Given information:
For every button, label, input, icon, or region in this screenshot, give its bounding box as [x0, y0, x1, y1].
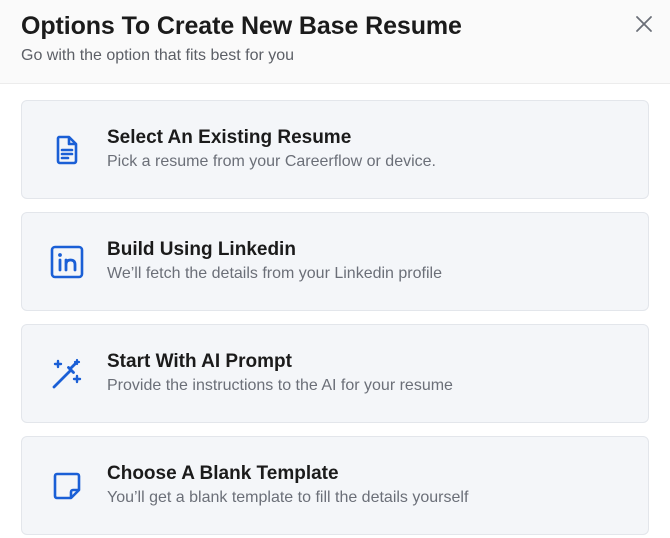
option-description: Provide the instructions to the AI for y… — [107, 377, 453, 394]
dialog-header: Options To Create New Base Resume Go wit… — [0, 0, 670, 84]
option-description: You’ll get a blank template to fill the … — [107, 489, 469, 506]
linkedin-icon — [49, 244, 85, 280]
option-text: Start With AI Prompt Provide the instruc… — [107, 350, 453, 397]
option-select-existing-resume[interactable]: Select An Existing Resume Pick a resume … — [21, 100, 649, 199]
option-text: Select An Existing Resume Pick a resume … — [107, 126, 436, 173]
option-build-using-linkedin[interactable]: Build Using Linkedin We’ll fetch the det… — [21, 212, 649, 311]
option-title: Choose A Blank Template — [107, 463, 339, 484]
dialog-title: Options To Create New Base Resume — [21, 12, 462, 40]
dialog-subtitle: Go with the option that fits best for yo… — [21, 47, 295, 64]
magic-wand-icon — [49, 356, 85, 392]
blank-note-icon — [49, 468, 85, 504]
option-description: We’ll fetch the details from your Linked… — [107, 265, 442, 282]
option-choose-blank-template[interactable]: Choose A Blank Template You’ll get a bla… — [21, 436, 649, 535]
option-title: Select An Existing Resume — [107, 127, 352, 148]
option-list: Select An Existing Resume Pick a resume … — [21, 100, 649, 538]
option-text: Choose A Blank Template You’ll get a bla… — [107, 462, 468, 509]
option-start-with-ai-prompt[interactable]: Start With AI Prompt Provide the instruc… — [21, 324, 649, 423]
close-icon — [636, 16, 652, 32]
option-text: Build Using Linkedin We’ll fetch the det… — [107, 238, 442, 285]
close-button[interactable] — [632, 12, 656, 36]
option-description: Pick a resume from your Careerflow or de… — [107, 153, 436, 170]
option-title: Build Using Linkedin — [107, 239, 296, 260]
create-resume-dialog: Options To Create New Base Resume Go wit… — [0, 0, 670, 538]
document-icon — [49, 132, 85, 168]
option-title: Start With AI Prompt — [107, 351, 292, 372]
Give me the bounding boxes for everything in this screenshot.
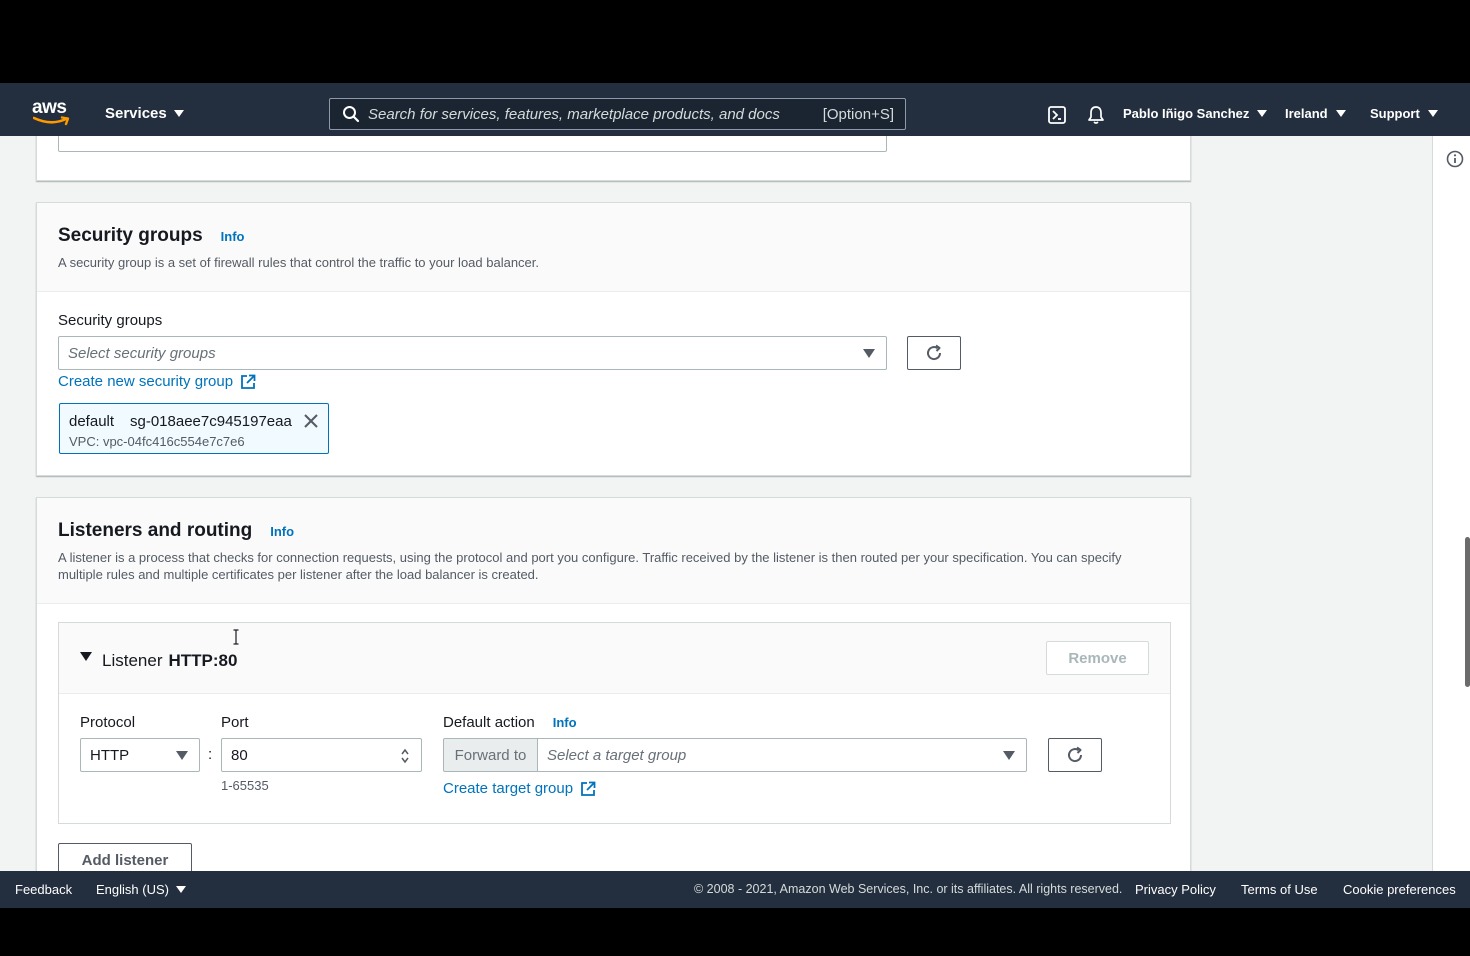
port-field[interactable] — [221, 738, 422, 772]
privacy-policy-link[interactable]: Privacy Policy — [1135, 882, 1216, 897]
selected-security-group-token: default sg-018aee7c945197eaa VPC: vpc-04… — [59, 403, 329, 454]
token-sg-name: default — [69, 413, 115, 430]
forward-to-label: Forward to — [443, 738, 538, 772]
security-groups-field-label: Security groups — [58, 312, 163, 329]
notifications-bell-icon[interactable] — [1086, 105, 1106, 125]
feedback-link[interactable]: Feedback — [15, 882, 72, 897]
region-menu[interactable]: Ireland — [1285, 106, 1346, 121]
protocol-port-separator: : — [208, 746, 213, 763]
target-group-select[interactable]: Select a target group — [537, 738, 1027, 772]
cloudshell-icon[interactable] — [1047, 105, 1067, 125]
security-groups-placeholder: Select security groups — [68, 344, 216, 362]
port-hint: 1-65535 — [221, 778, 269, 793]
remove-listener-button[interactable]: Remove — [1046, 641, 1149, 675]
create-target-group-link[interactable]: Create target group — [443, 780, 596, 797]
create-target-group-label: Create target group — [443, 780, 574, 797]
letterbox-bottom — [0, 908, 1470, 956]
default-action-label-row: Default action Info — [443, 714, 577, 731]
external-link-icon — [581, 781, 596, 796]
help-panel-rail — [1432, 136, 1470, 871]
create-security-group-label: Create new security group — [58, 373, 234, 390]
token-sg-id: sg-018aee7c945197eaa — [130, 413, 292, 430]
listener-header: Listener HTTP:80 Remove — [59, 623, 1170, 694]
default-action-label: Default action — [443, 714, 535, 731]
support-menu[interactable]: Support — [1370, 106, 1438, 121]
target-group-placeholder: Select a target group — [547, 746, 687, 764]
region-label: Ireland — [1285, 106, 1328, 121]
previous-field — [58, 136, 887, 152]
listener-label: Listener — [102, 651, 163, 670]
number-spinner-icon[interactable] — [400, 747, 410, 765]
main-content: Security groups Info A security group is… — [0, 136, 1470, 871]
caret-down-icon — [175, 886, 186, 893]
protocol-value: HTTP — [90, 746, 130, 764]
port-label: Port — [221, 714, 249, 731]
security-groups-header: Security groups Info A security group is… — [37, 203, 1190, 292]
listener-title[interactable]: Listener HTTP:80 — [102, 651, 237, 671]
security-groups-card: Security groups Info A security group is… — [36, 202, 1191, 476]
listener-panel: Listener HTTP:80 Remove Protocol HTTP : P… — [58, 622, 1171, 824]
search-icon — [343, 106, 360, 123]
aws-logo-text: aws — [32, 97, 67, 118]
caret-down-icon — [1003, 750, 1015, 760]
services-label: Services — [105, 105, 167, 122]
text-cursor-icon — [233, 629, 239, 645]
close-icon[interactable] — [303, 413, 319, 429]
account-menu[interactable]: Pablo Iñigo Sanchez — [1123, 106, 1268, 121]
letterbox-top — [0, 0, 1470, 83]
info-circle-icon[interactable] — [1446, 150, 1464, 168]
security-groups-select[interactable]: Select security groups — [58, 336, 887, 370]
caret-down-icon — [1257, 110, 1268, 117]
security-groups-title: Security groups — [58, 225, 203, 246]
port-input[interactable] — [231, 746, 381, 764]
aws-smile-icon — [33, 116, 70, 126]
security-groups-info-link[interactable]: Info — [221, 229, 245, 244]
listener-name: HTTP:80 — [168, 651, 238, 670]
caret-down-icon — [1335, 110, 1346, 117]
caret-down-icon — [176, 750, 188, 760]
protocol-label: Protocol — [80, 714, 136, 731]
listeners-title: Listeners and routing — [58, 520, 253, 541]
token-sg-vpc: VPC: vpc-04fc416c554e7c7e6 — [69, 434, 245, 449]
previous-section-card — [36, 136, 1191, 181]
protocol-select[interactable]: HTTP — [80, 738, 200, 772]
services-menu[interactable]: Services — [105, 105, 184, 122]
refresh-target-groups-button[interactable] — [1048, 738, 1102, 772]
caret-down-icon — [863, 348, 875, 358]
default-action-info-link[interactable]: Info — [553, 715, 577, 730]
footer: Feedback English (US) © 2008 - 2021, Ama… — [0, 871, 1470, 908]
external-link-icon — [241, 374, 256, 389]
refresh-icon — [927, 344, 942, 361]
refresh-security-groups-button[interactable] — [907, 336, 961, 370]
user-name: Pablo Iñigo Sanchez — [1123, 106, 1250, 121]
listeners-info-link[interactable]: Info — [270, 524, 294, 539]
caret-down-icon — [173, 110, 184, 117]
listeners-description: A listener is a process that checks for … — [58, 550, 1122, 582]
refresh-icon — [1068, 746, 1083, 763]
caret-down-icon — [1427, 110, 1438, 117]
page-scrollbar[interactable] — [1465, 537, 1470, 687]
terms-of-use-link[interactable]: Terms of Use — [1241, 882, 1318, 897]
cookie-preferences-link[interactable]: Cookie preferences — [1343, 882, 1456, 897]
support-label: Support — [1370, 106, 1420, 121]
listeners-card: Listeners and routing Info A listener is… — [36, 497, 1191, 871]
language-menu[interactable]: English (US) — [96, 882, 186, 897]
create-security-group-link[interactable]: Create new security group — [58, 373, 256, 390]
aws-logo[interactable]: aws — [32, 97, 72, 126]
search-shortcut: [Option+S] — [822, 105, 894, 123]
security-groups-description: A security group is a set of firewall ru… — [58, 255, 540, 270]
search-box[interactable]: [Option+S] — [329, 98, 906, 130]
add-listener-button[interactable]: Add listener — [58, 843, 192, 871]
top-navigation: aws Services [Option+S] Pablo Iñigo Sanc… — [0, 83, 1470, 136]
copyright-text: © 2008 - 2021, Amazon Web Services, Inc.… — [694, 882, 1123, 896]
expand-triangle-icon[interactable] — [80, 652, 92, 661]
search-input[interactable] — [368, 105, 823, 123]
listeners-header: Listeners and routing Info A listener is… — [37, 498, 1190, 604]
language-label: English (US) — [96, 882, 169, 897]
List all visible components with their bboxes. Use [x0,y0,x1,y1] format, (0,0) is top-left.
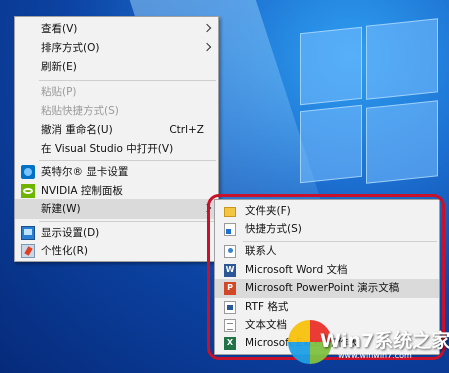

Short problem: Which lines of the records above contain the string "Build"? Gather every one of them, counting only matches with the same capitalization.

Output of the exercise:
option-build-using-linkedin[interactable]: Build Using Linkedin We’ll fetch the det… — [21, 212, 649, 311]
option-text: Build Using Linkedin We’ll fetch the det… — [107, 238, 442, 285]
option-title: Build Using Linkedin — [107, 239, 296, 260]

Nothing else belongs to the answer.